● Task instructions: The listing must be reproduced in full, exactly as it stands.

(Items from a dataset)
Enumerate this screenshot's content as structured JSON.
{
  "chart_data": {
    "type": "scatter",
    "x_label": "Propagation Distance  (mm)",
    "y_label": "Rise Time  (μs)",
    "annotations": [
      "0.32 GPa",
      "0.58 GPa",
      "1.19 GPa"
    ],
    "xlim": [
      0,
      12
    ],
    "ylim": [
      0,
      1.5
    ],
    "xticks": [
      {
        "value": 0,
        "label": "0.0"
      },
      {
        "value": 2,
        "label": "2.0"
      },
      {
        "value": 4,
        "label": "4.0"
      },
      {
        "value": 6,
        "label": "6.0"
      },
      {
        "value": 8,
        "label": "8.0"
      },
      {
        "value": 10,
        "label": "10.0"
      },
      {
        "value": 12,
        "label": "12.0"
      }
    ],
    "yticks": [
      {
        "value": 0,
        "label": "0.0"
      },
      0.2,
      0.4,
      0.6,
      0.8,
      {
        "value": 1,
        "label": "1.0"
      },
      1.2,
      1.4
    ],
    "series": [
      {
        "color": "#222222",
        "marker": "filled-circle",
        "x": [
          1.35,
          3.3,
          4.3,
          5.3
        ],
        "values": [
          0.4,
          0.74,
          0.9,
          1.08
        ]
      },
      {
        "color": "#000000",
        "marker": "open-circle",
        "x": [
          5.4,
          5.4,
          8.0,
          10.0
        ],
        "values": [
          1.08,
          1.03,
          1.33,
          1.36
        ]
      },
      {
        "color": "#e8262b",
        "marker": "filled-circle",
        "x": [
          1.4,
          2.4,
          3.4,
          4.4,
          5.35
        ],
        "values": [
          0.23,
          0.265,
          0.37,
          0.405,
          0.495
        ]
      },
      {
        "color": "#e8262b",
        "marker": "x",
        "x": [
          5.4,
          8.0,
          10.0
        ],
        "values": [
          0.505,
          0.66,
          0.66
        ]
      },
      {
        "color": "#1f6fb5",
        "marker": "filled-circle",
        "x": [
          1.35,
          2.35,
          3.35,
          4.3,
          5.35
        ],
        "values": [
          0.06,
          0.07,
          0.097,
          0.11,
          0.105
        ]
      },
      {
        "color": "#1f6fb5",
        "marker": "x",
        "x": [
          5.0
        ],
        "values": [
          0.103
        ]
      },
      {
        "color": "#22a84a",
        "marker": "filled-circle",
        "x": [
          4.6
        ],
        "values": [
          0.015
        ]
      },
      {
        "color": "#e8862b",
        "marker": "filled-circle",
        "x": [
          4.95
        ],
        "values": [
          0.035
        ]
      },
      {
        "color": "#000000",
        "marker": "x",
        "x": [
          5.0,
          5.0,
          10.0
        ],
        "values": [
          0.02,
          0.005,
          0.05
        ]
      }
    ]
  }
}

● Task answer:
Enumerate this screenshot's content as structured JSON.
{
  "chart_data": {
    "type": "scatter",
    "x_label": "Propagation Distance  (mm)",
    "y_label": "Rise Time  (μs)",
    "annotations": [
      "0.32 GPa",
      "0.58 GPa",
      "1.19 GPa"
    ],
    "xlim": [
      0,
      12
    ],
    "ylim": [
      0,
      1.5
    ],
    "xticks": [
      {
        "value": 0,
        "label": "0.0"
      },
      {
        "value": 2,
        "label": "2.0"
      },
      {
        "value": 4,
        "label": "4.0"
      },
      {
        "value": 6,
        "label": "6.0"
      },
      {
        "value": 8,
        "label": "8.0"
      },
      {
        "value": 10,
        "label": "10.0"
      },
      {
        "value": 12,
        "label": "12.0"
      }
    ],
    "yticks": [
      {
        "value": 0,
        "label": "0.0"
      },
      0.2,
      0.4,
      0.6,
      0.8,
      {
        "value": 1,
        "label": "1.0"
      },
      1.2,
      1.4
    ],
    "series": [
      {
        "color": "#222222",
        "marker": "filled-circle",
        "x": [
          1.35,
          3.3,
          4.3,
          5.3
        ],
        "values": [
          0.4,
          0.74,
          0.9,
          1.08
        ]
      },
      {
        "color": "#000000",
        "marker": "open-circle",
        "x": [
          5.4,
          5.4,
          8.0,
          10.0
        ],
        "values": [
          1.08,
          1.03,
          1.33,
          1.36
        ]
      },
      {
        "color": "#e8262b",
        "marker": "filled-circle",
        "x": [
          1.4,
          2.4,
          3.4,
          4.4,
          5.35
        ],
        "values": [
          0.23,
          0.265,
          0.37,
          0.405,
          0.495
        ]
      },
      {
        "color": "#e8262b",
        "marker": "x",
        "x": [
          5.4,
          8.0,
          10.0
        ],
        "values": [
          0.505,
          0.66,
          0.66
        ]
      },
      {
        "color": "#1f6fb5",
        "marker": "filled-circle",
        "x": [
          1.35,
          2.35,
          3.35,
          4.3,
          5.35
        ],
        "values": [
          0.06,
          0.07,
          0.097,
          0.11,
          0.105
        ]
      },
      {
        "color": "#1f6fb5",
        "marker": "x",
        "x": [
          5.0
        ],
        "values": [
          0.103
        ]
      },
      {
        "color": "#22a84a",
        "marker": "filled-circle",
        "x": [
          4.6
        ],
        "values": [
          0.015
        ]
      },
      {
        "color": "#e8862b",
        "marker": "filled-circle",
        "x": [
          4.95
        ],
        "values": [
          0.035
        ]
      },
      {
        "color": "#000000",
        "marker": "x",
        "x": [
          5.0,
          5.0,
          10.0
        ],
        "values": [
          0.02,
          0.005,
          0.05
        ]
      }
    ]
  }
}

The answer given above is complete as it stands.